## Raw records
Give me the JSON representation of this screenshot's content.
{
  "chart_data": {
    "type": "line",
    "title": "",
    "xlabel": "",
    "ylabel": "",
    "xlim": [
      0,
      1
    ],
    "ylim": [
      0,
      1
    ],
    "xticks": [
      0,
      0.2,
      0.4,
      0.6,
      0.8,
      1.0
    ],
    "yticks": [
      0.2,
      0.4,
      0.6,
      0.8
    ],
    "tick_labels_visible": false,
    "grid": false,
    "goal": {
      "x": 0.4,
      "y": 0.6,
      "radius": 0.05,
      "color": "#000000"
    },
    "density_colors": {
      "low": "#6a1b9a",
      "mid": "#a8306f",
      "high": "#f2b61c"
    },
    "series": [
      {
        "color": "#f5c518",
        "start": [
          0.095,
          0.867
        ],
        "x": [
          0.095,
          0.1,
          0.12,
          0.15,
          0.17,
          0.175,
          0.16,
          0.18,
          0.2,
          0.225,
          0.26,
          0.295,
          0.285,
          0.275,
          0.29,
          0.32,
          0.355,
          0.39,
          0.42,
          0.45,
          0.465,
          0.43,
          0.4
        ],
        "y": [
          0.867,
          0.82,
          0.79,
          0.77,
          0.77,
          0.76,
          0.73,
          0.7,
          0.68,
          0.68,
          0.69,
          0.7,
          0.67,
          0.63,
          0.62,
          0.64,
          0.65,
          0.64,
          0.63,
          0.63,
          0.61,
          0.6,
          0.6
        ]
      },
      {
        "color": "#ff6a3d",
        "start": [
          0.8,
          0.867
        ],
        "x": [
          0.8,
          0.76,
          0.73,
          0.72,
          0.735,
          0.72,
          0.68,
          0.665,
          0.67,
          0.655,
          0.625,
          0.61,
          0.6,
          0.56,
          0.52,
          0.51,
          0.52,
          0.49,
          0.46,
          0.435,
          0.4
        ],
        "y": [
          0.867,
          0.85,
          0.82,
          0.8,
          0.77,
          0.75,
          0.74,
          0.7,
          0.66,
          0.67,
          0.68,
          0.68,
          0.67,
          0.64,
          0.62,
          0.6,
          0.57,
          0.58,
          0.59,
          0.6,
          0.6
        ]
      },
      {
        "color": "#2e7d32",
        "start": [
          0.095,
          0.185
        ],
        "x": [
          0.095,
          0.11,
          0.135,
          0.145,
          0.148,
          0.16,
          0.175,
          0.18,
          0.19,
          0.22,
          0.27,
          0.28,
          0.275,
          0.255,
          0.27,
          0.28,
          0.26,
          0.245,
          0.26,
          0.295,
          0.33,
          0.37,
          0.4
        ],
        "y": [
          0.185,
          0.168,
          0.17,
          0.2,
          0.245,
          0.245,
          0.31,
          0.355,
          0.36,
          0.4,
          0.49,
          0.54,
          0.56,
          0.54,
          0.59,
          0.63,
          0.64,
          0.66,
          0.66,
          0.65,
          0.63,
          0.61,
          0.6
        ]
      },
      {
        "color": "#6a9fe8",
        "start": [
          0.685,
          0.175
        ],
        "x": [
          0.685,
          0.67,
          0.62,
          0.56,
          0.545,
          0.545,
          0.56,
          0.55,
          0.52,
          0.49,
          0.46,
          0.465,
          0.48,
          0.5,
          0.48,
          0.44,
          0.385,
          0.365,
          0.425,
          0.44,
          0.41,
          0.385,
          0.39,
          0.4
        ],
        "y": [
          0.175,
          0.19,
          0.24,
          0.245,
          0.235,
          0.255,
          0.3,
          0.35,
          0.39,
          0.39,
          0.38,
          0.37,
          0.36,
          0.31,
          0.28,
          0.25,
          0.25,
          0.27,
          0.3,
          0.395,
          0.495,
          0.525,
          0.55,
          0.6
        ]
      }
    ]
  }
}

## STATED TASK
Extract every entry above as it appears.

## OUTPUT OF THE EXERCISE
Give me the JSON representation of this screenshot's content.
{
  "chart_data": {
    "type": "line",
    "title": "",
    "xlabel": "",
    "ylabel": "",
    "xlim": [
      0,
      1
    ],
    "ylim": [
      0,
      1
    ],
    "xticks": [
      0,
      0.2,
      0.4,
      0.6,
      0.8,
      1.0
    ],
    "yticks": [
      0.2,
      0.4,
      0.6,
      0.8
    ],
    "tick_labels_visible": false,
    "grid": false,
    "goal": {
      "x": 0.4,
      "y": 0.6,
      "radius": 0.05,
      "color": "#000000"
    },
    "density_colors": {
      "low": "#6a1b9a",
      "mid": "#a8306f",
      "high": "#f2b61c"
    },
    "series": [
      {
        "color": "#f5c518",
        "start": [
          0.095,
          0.867
        ],
        "x": [
          0.095,
          0.1,
          0.12,
          0.15,
          0.17,
          0.175,
          0.16,
          0.18,
          0.2,
          0.225,
          0.26,
          0.295,
          0.285,
          0.275,
          0.29,
          0.32,
          0.355,
          0.39,
          0.42,
          0.45,
          0.465,
          0.43,
          0.4
        ],
        "y": [
          0.867,
          0.82,
          0.79,
          0.77,
          0.77,
          0.76,
          0.73,
          0.7,
          0.68,
          0.68,
          0.69,
          0.7,
          0.67,
          0.63,
          0.62,
          0.64,
          0.65,
          0.64,
          0.63,
          0.63,
          0.61,
          0.6,
          0.6
        ]
      },
      {
        "color": "#ff6a3d",
        "start": [
          0.8,
          0.867
        ],
        "x": [
          0.8,
          0.76,
          0.73,
          0.72,
          0.735,
          0.72,
          0.68,
          0.665,
          0.67,
          0.655,
          0.625,
          0.61,
          0.6,
          0.56,
          0.52,
          0.51,
          0.52,
          0.49,
          0.46,
          0.435,
          0.4
        ],
        "y": [
          0.867,
          0.85,
          0.82,
          0.8,
          0.77,
          0.75,
          0.74,
          0.7,
          0.66,
          0.67,
          0.68,
          0.68,
          0.67,
          0.64,
          0.62,
          0.6,
          0.57,
          0.58,
          0.59,
          0.6,
          0.6
        ]
      },
      {
        "color": "#2e7d32",
        "start": [
          0.095,
          0.185
        ],
        "x": [
          0.095,
          0.11,
          0.135,
          0.145,
          0.148,
          0.16,
          0.175,
          0.18,
          0.19,
          0.22,
          0.27,
          0.28,
          0.275,
          0.255,
          0.27,
          0.28,
          0.26,
          0.245,
          0.26,
          0.295,
          0.33,
          0.37,
          0.4
        ],
        "y": [
          0.185,
          0.168,
          0.17,
          0.2,
          0.245,
          0.245,
          0.31,
          0.355,
          0.36,
          0.4,
          0.49,
          0.54,
          0.56,
          0.54,
          0.59,
          0.63,
          0.64,
          0.66,
          0.66,
          0.65,
          0.63,
          0.61,
          0.6
        ]
      },
      {
        "color": "#6a9fe8",
        "start": [
          0.685,
          0.175
        ],
        "x": [
          0.685,
          0.67,
          0.62,
          0.56,
          0.545,
          0.545,
          0.56,
          0.55,
          0.52,
          0.49,
          0.46,
          0.465,
          0.48,
          0.5,
          0.48,
          0.44,
          0.385,
          0.365,
          0.425,
          0.44,
          0.41,
          0.385,
          0.39,
          0.4
        ],
        "y": [
          0.175,
          0.19,
          0.24,
          0.245,
          0.235,
          0.255,
          0.3,
          0.35,
          0.39,
          0.39,
          0.38,
          0.37,
          0.36,
          0.31,
          0.28,
          0.25,
          0.25,
          0.27,
          0.3,
          0.395,
          0.495,
          0.525,
          0.55,
          0.6
        ]
      }
    ]
  }
}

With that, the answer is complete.